**What needs to be done:**
Take each line containing "label" and report it exactly as written.

_ _ _ _ _ _ _

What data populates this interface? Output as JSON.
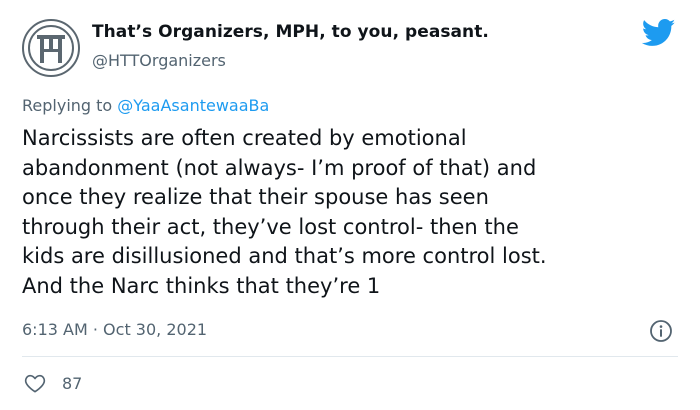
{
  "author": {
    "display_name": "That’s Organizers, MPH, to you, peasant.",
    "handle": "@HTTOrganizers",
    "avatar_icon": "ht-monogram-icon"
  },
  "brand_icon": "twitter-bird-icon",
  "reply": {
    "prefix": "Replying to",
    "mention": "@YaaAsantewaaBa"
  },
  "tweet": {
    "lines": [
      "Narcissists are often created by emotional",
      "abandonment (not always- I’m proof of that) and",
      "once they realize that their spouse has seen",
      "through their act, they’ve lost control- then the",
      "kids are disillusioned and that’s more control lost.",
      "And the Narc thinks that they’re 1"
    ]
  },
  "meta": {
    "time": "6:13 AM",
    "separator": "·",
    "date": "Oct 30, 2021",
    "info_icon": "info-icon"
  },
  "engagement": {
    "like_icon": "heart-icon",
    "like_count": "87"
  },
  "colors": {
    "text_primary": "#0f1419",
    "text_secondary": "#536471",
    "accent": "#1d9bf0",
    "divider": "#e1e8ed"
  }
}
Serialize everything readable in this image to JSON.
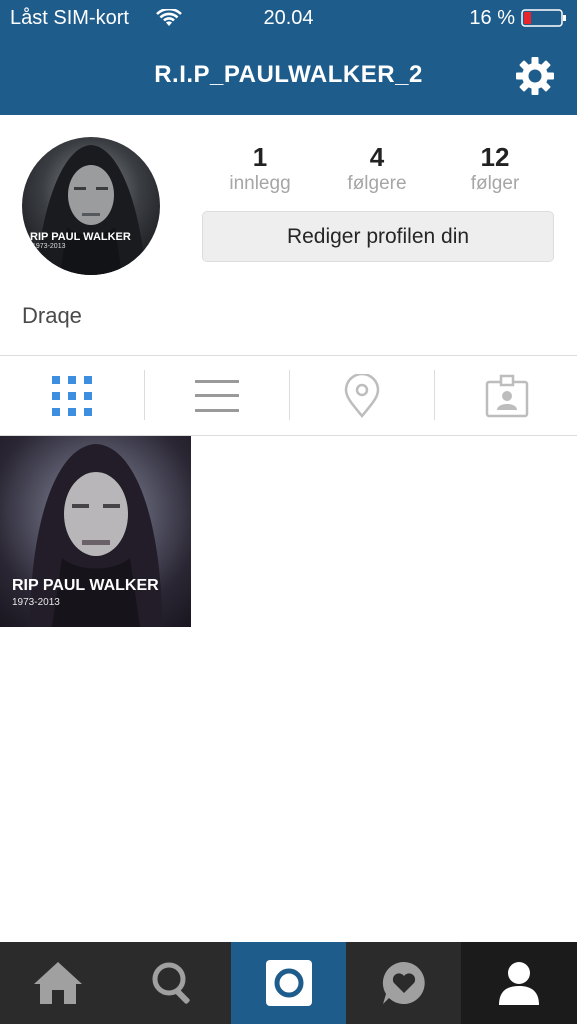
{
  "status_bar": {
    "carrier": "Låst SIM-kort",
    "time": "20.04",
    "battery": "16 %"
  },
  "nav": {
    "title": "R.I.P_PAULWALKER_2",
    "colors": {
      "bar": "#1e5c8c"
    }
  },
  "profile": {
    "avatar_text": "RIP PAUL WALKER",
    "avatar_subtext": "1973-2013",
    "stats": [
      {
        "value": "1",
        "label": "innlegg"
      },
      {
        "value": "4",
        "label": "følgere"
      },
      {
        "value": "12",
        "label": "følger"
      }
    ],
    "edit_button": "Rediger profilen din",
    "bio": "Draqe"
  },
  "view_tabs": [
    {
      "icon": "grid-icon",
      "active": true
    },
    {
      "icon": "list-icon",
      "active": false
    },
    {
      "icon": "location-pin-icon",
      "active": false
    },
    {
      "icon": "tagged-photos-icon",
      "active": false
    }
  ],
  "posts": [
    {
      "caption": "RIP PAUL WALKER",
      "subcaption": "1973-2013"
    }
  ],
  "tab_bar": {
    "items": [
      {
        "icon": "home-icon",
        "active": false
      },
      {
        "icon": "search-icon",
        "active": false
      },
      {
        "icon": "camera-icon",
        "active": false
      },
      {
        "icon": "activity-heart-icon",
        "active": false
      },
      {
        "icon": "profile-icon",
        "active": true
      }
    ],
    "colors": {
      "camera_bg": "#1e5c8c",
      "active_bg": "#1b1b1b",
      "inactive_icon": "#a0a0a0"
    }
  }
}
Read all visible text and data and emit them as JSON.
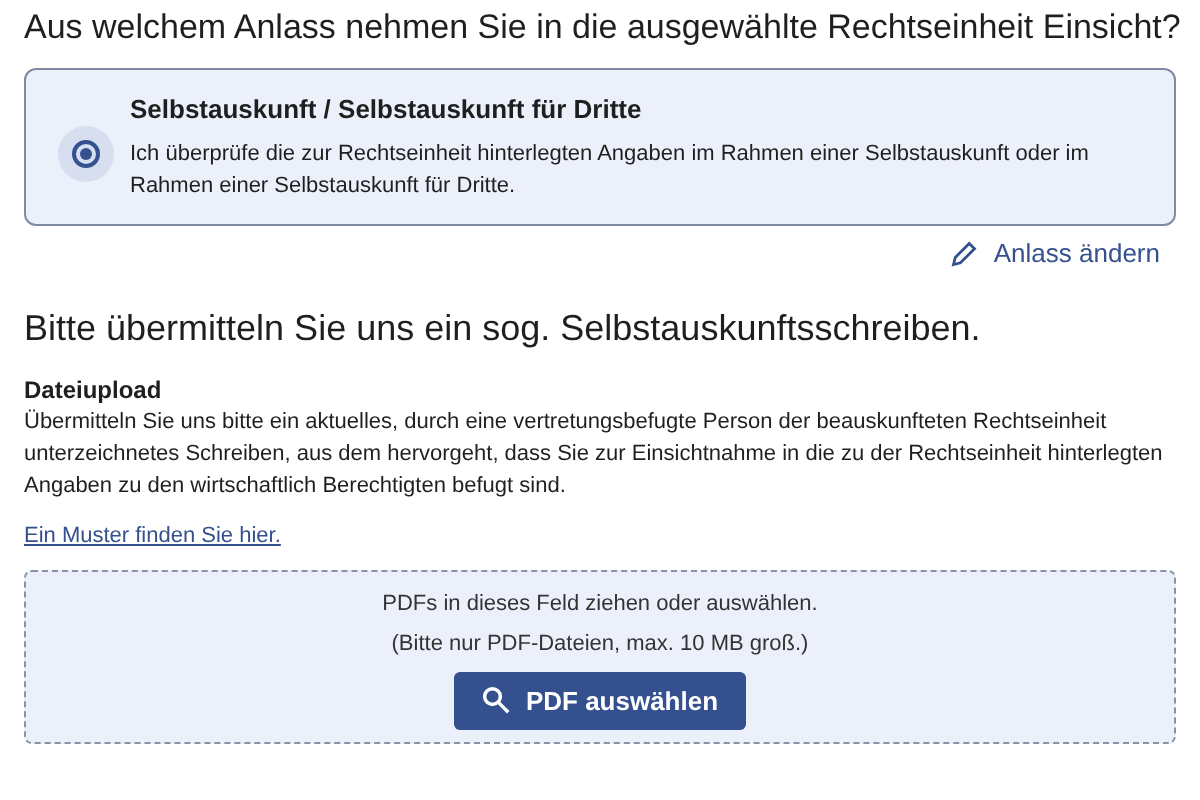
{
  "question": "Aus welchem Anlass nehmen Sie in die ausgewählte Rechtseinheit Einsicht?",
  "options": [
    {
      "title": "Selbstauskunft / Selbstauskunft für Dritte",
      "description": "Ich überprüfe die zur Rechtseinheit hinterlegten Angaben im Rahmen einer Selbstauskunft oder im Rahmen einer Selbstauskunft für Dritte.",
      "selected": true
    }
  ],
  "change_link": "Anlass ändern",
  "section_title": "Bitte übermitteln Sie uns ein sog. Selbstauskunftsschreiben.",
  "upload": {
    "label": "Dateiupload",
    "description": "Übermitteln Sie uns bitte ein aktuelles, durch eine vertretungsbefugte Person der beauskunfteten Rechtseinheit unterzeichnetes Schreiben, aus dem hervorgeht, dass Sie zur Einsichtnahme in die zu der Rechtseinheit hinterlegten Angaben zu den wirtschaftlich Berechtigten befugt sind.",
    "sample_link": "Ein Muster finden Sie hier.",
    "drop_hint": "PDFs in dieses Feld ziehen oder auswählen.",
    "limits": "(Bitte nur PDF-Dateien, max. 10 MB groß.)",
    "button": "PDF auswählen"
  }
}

_ _ _ _ _ _ _

**The answer:**
        "label": "innlegg"
        "label": "følgere"
        "label": "følger"
    "label": "Dateiupload",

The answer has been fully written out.